LISTED RECORDS.

________________________________________

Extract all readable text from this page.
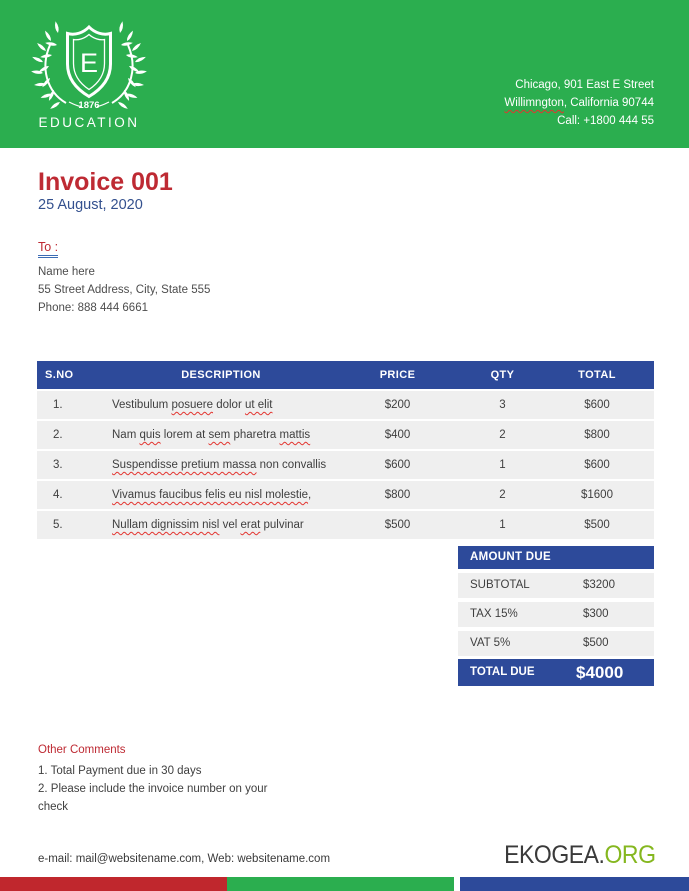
E
1876
EDUCATION
Chicago, 901 East E Street
Willimngton, California 90744
Call: +1800 444 55
Invoice 001
25 August, 2020
To :
Name here
55 Street Address, City, State 555
Phone: 888 444 6661
S.NO	DESCRIPTION	PRICE	QTY	TOTAL
1.	Vestibulum posuere dolor ut elit	$200	3	$600
2.	Nam quis lorem at sem pharetra mattis	$400	2	$800
3.	Suspendisse pretium massa non convallis	$600	1	$600
4.	Vivamus faucibus felis eu nisl molestie,	$800	2	$1600
5.	Nullam dignissim nisl vel erat pulvinar	$500	1	$500
AMOUNT DUE
SUBTOTAL	$3200
TAX 15%	$300
VAT 5%	$500
TOTAL DUE $4000
Other Comments
1. Total Payment due in 30 days
2. Please include the invoice number on your
check
e-mail: mail@websitename.com, Web: websitename.com	EKOGEA.ORG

________________________________________

INSTRUCTION.
Without the pictures, repeat all the records word for word.

SOLUTION TO THIS EXERCISE.
Extract all readable text from this page.
E
1876
EDUCATION
Chicago, 901 East E Street
Willimngton, California 90744
Call: +1800 444 55
Invoice 001
25 August, 2020
To :
Name here
55 Street Address, City, State 555
Phone: 888 444 6661
S.NO	DESCRIPTION	PRICE	QTY	TOTAL
1.	Vestibulum posuere dolor ut elit	$200	3	$600
2.	Nam quis lorem at sem pharetra mattis	$400	2	$800
3.	Suspendisse pretium massa non convallis	$600	1	$600
4.	Vivamus faucibus felis eu nisl molestie,	$800	2	$1600
5.	Nullam dignissim nisl vel erat pulvinar	$500	1	$500
AMOUNT DUE
SUBTOTAL	$3200
TAX 15%	$300
VAT 5%	$500
TOTAL DUE $4000
Other Comments
1. Total Payment due in 30 days
2. Please include the invoice number on your
check
e-mail: mail@websitename.com, Web: websitename.com	EKOGEA.ORG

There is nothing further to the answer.